**Working data**:

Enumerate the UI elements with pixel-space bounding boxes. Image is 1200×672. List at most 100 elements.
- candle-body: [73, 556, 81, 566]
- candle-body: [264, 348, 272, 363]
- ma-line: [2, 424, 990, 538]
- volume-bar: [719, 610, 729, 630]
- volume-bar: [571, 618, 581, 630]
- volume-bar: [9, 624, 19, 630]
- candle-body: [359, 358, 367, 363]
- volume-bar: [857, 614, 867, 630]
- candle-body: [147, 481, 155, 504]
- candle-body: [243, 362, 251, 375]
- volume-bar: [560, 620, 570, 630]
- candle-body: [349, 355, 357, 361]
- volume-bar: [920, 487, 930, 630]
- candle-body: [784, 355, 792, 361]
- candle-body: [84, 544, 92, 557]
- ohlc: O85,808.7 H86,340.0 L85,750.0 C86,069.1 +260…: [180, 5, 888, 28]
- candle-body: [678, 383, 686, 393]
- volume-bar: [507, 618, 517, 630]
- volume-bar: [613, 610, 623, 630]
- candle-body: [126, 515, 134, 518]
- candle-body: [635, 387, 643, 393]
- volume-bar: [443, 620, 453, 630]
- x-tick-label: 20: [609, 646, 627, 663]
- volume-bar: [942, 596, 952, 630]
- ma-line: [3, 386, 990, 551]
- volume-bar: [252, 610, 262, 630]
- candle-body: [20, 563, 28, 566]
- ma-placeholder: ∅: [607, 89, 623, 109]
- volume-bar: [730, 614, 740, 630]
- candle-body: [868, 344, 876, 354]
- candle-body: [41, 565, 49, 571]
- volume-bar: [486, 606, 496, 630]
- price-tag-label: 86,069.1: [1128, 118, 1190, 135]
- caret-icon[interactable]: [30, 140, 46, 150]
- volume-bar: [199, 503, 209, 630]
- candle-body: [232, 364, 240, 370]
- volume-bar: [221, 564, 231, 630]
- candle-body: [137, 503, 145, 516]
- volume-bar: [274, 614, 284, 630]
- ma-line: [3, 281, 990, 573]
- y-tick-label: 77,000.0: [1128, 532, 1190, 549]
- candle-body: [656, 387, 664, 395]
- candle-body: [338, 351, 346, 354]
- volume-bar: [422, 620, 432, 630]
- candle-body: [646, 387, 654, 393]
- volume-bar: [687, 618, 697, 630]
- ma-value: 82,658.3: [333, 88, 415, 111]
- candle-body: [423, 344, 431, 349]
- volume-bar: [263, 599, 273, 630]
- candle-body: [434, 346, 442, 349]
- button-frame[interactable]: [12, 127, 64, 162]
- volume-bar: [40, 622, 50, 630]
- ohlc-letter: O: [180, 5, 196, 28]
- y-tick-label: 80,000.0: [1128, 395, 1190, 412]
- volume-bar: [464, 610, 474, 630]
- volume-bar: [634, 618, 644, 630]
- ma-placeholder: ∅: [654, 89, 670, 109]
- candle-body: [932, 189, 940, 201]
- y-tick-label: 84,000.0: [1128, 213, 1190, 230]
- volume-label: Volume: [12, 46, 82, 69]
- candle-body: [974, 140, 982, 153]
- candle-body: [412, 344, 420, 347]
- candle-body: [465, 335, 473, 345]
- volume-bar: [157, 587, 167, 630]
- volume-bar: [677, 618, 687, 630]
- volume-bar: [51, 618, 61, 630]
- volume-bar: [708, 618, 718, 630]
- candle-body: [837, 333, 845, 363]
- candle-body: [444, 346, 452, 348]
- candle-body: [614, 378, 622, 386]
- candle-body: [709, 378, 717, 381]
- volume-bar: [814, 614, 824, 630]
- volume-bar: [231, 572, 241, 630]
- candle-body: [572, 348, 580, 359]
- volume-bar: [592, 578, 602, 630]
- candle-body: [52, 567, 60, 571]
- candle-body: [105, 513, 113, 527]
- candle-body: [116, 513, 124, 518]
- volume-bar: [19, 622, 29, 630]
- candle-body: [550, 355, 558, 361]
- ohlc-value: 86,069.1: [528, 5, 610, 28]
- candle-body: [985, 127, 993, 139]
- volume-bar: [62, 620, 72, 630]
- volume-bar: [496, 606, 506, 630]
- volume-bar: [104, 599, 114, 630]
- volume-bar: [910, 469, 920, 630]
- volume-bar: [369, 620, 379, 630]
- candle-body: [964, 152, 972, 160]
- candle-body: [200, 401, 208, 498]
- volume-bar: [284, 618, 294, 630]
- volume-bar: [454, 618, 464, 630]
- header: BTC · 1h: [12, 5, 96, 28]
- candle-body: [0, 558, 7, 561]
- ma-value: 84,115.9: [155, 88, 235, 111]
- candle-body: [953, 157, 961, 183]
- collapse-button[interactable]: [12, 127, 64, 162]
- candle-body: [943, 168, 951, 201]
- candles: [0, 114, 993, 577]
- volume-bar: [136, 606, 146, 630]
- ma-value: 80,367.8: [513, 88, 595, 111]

**The task**:
Reproduce the records line for line, from the first line down to and including the line that contains "- candle-body: [434, 346, 442, 349]".

**Problem solution**:
Enumerate the UI elements with pixel-space bounding boxes. Image is 1200×672. List at most 100 elements.
- candle-body: [73, 556, 81, 566]
- candle-body: [264, 348, 272, 363]
- ma-line: [2, 424, 990, 538]
- volume-bar: [719, 610, 729, 630]
- volume-bar: [571, 618, 581, 630]
- volume-bar: [9, 624, 19, 630]
- candle-body: [359, 358, 367, 363]
- volume-bar: [857, 614, 867, 630]
- candle-body: [147, 481, 155, 504]
- candle-body: [243, 362, 251, 375]
- volume-bar: [560, 620, 570, 630]
- candle-body: [349, 355, 357, 361]
- volume-bar: [920, 487, 930, 630]
- candle-body: [784, 355, 792, 361]
- candle-body: [84, 544, 92, 557]
- ohlc: O85,808.7 H86,340.0 L85,750.0 C86,069.1 +260…: [180, 5, 888, 28]
- candle-body: [678, 383, 686, 393]
- volume-bar: [507, 618, 517, 630]
- volume-bar: [613, 610, 623, 630]
- candle-body: [126, 515, 134, 518]
- candle-body: [635, 387, 643, 393]
- volume-bar: [443, 620, 453, 630]
- x-tick-label: 20: [609, 646, 627, 663]
- volume-bar: [942, 596, 952, 630]
- ma-line: [3, 386, 990, 551]
- volume-bar: [252, 610, 262, 630]
- candle-body: [20, 563, 28, 566]
- ma-placeholder: ∅: [607, 89, 623, 109]
- volume-bar: [730, 614, 740, 630]
- candle-body: [868, 344, 876, 354]
- candle-body: [41, 565, 49, 571]
- volume-bar: [486, 606, 496, 630]
- price-tag-label: 86,069.1: [1128, 118, 1190, 135]
- caret-icon[interactable]: [30, 140, 46, 150]
- volume-bar: [199, 503, 209, 630]
- candle-body: [232, 364, 240, 370]
- volume-bar: [221, 564, 231, 630]
- candle-body: [137, 503, 145, 516]
- volume-bar: [274, 614, 284, 630]
- ma-line: [3, 281, 990, 573]
- y-tick-label: 77,000.0: [1128, 532, 1190, 549]
- candle-body: [656, 387, 664, 395]
- candle-body: [338, 351, 346, 354]
- volume-bar: [422, 620, 432, 630]
- candle-body: [646, 387, 654, 393]
- volume-bar: [687, 618, 697, 630]
- ma-value: 82,658.3: [333, 88, 415, 111]
- candle-body: [423, 344, 431, 349]
- volume-bar: [263, 599, 273, 630]
- candle-body: [434, 346, 442, 349]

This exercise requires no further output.